**Set exercise:** Write out all of the entries exactly as given.

**Material:**
··········
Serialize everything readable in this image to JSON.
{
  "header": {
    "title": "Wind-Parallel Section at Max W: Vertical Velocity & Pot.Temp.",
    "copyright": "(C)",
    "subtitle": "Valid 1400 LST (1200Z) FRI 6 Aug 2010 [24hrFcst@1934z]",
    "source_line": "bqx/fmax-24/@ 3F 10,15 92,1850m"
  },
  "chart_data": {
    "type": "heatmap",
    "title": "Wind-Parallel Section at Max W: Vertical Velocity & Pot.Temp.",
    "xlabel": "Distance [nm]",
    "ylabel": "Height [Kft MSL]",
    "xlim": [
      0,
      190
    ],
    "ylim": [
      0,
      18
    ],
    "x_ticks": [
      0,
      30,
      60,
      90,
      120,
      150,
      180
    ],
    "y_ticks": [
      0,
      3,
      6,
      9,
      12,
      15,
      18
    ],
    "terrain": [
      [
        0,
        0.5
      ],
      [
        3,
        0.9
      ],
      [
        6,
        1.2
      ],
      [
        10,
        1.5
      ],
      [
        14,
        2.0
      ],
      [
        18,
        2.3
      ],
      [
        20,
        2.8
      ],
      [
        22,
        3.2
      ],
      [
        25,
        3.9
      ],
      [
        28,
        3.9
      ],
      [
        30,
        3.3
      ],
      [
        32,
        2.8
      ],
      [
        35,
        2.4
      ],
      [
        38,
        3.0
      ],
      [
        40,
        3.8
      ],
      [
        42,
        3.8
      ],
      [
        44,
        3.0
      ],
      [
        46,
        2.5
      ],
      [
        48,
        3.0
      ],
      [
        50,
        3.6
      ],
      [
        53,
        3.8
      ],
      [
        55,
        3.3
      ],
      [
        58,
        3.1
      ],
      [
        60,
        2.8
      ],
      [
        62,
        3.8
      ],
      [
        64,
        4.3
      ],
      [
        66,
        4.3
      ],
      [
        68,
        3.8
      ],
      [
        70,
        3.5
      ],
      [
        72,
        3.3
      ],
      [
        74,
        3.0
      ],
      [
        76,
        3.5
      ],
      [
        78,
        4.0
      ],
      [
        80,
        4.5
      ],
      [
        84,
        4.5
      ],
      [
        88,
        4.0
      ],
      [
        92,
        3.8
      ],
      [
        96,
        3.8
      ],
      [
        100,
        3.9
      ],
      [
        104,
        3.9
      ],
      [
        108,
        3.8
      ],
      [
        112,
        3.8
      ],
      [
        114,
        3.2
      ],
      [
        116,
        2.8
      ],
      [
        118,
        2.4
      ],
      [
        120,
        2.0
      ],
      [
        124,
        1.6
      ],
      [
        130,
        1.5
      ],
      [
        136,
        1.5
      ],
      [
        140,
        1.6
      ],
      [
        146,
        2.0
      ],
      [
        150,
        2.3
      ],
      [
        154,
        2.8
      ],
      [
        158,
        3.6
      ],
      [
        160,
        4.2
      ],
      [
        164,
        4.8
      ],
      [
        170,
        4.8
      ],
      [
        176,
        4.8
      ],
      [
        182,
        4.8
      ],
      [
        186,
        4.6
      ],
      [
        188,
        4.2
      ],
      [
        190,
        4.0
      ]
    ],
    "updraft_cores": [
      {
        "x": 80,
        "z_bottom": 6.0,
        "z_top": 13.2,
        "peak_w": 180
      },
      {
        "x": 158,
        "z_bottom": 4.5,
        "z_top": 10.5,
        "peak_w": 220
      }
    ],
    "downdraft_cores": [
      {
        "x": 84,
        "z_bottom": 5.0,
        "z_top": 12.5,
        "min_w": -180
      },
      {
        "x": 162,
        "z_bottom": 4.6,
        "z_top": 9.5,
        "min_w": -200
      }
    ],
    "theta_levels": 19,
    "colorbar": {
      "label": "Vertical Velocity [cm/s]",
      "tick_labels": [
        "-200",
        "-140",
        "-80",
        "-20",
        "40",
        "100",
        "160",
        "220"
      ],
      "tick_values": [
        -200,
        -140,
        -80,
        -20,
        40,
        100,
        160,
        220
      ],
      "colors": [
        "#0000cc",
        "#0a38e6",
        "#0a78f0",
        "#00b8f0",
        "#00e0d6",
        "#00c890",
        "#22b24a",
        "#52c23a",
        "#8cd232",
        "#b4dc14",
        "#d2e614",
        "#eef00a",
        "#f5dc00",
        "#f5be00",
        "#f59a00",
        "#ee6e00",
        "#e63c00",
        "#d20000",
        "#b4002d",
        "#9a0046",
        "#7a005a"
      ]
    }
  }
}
··········
**Response below:**
Serialize everything readable in this image to JSON.
{
  "header": {
    "title": "Wind-Parallel Section at Max W: Vertical Velocity & Pot.Temp.",
    "copyright": "(C)",
    "subtitle": "Valid 1400 LST (1200Z) FRI 6 Aug 2010 [24hrFcst@1934z]",
    "source_line": "bqx/fmax-24/@ 3F 10,15 92,1850m"
  },
  "chart_data": {
    "type": "heatmap",
    "title": "Wind-Parallel Section at Max W: Vertical Velocity & Pot.Temp.",
    "xlabel": "Distance [nm]",
    "ylabel": "Height [Kft MSL]",
    "xlim": [
      0,
      190
    ],
    "ylim": [
      0,
      18
    ],
    "x_ticks": [
      0,
      30,
      60,
      90,
      120,
      150,
      180
    ],
    "y_ticks": [
      0,
      3,
      6,
      9,
      12,
      15,
      18
    ],
    "terrain": [
      [
        0,
        0.5
      ],
      [
        3,
        0.9
      ],
      [
        6,
        1.2
      ],
      [
        10,
        1.5
      ],
      [
        14,
        2.0
      ],
      [
        18,
        2.3
      ],
      [
        20,
        2.8
      ],
      [
        22,
        3.2
      ],
      [
        25,
        3.9
      ],
      [
        28,
        3.9
      ],
      [
        30,
        3.3
      ],
      [
        32,
        2.8
      ],
      [
        35,
        2.4
      ],
      [
        38,
        3.0
      ],
      [
        40,
        3.8
      ],
      [
        42,
        3.8
      ],
      [
        44,
        3.0
      ],
      [
        46,
        2.5
      ],
      [
        48,
        3.0
      ],
      [
        50,
        3.6
      ],
      [
        53,
        3.8
      ],
      [
        55,
        3.3
      ],
      [
        58,
        3.1
      ],
      [
        60,
        2.8
      ],
      [
        62,
        3.8
      ],
      [
        64,
        4.3
      ],
      [
        66,
        4.3
      ],
      [
        68,
        3.8
      ],
      [
        70,
        3.5
      ],
      [
        72,
        3.3
      ],
      [
        74,
        3.0
      ],
      [
        76,
        3.5
      ],
      [
        78,
        4.0
      ],
      [
        80,
        4.5
      ],
      [
        84,
        4.5
      ],
      [
        88,
        4.0
      ],
      [
        92,
        3.8
      ],
      [
        96,
        3.8
      ],
      [
        100,
        3.9
      ],
      [
        104,
        3.9
      ],
      [
        108,
        3.8
      ],
      [
        112,
        3.8
      ],
      [
        114,
        3.2
      ],
      [
        116,
        2.8
      ],
      [
        118,
        2.4
      ],
      [
        120,
        2.0
      ],
      [
        124,
        1.6
      ],
      [
        130,
        1.5
      ],
      [
        136,
        1.5
      ],
      [
        140,
        1.6
      ],
      [
        146,
        2.0
      ],
      [
        150,
        2.3
      ],
      [
        154,
        2.8
      ],
      [
        158,
        3.6
      ],
      [
        160,
        4.2
      ],
      [
        164,
        4.8
      ],
      [
        170,
        4.8
      ],
      [
        176,
        4.8
      ],
      [
        182,
        4.8
      ],
      [
        186,
        4.6
      ],
      [
        188,
        4.2
      ],
      [
        190,
        4.0
      ]
    ],
    "updraft_cores": [
      {
        "x": 80,
        "z_bottom": 6.0,
        "z_top": 13.2,
        "peak_w": 180
      },
      {
        "x": 158,
        "z_bottom": 4.5,
        "z_top": 10.5,
        "peak_w": 220
      }
    ],
    "downdraft_cores": [
      {
        "x": 84,
        "z_bottom": 5.0,
        "z_top": 12.5,
        "min_w": -180
      },
      {
        "x": 162,
        "z_bottom": 4.6,
        "z_top": 9.5,
        "min_w": -200
      }
    ],
    "theta_levels": 19,
    "colorbar": {
      "label": "Vertical Velocity [cm/s]",
      "tick_labels": [
        "-200",
        "-140",
        "-80",
        "-20",
        "40",
        "100",
        "160",
        "220"
      ],
      "tick_values": [
        -200,
        -140,
        -80,
        -20,
        40,
        100,
        160,
        220
      ],
      "colors": [
        "#0000cc",
        "#0a38e6",
        "#0a78f0",
        "#00b8f0",
        "#00e0d6",
        "#00c890",
        "#22b24a",
        "#52c23a",
        "#8cd232",
        "#b4dc14",
        "#d2e614",
        "#eef00a",
        "#f5dc00",
        "#f5be00",
        "#f59a00",
        "#ee6e00",
        "#e63c00",
        "#d20000",
        "#b4002d",
        "#9a0046",
        "#7a005a"
      ]
    }
  }
}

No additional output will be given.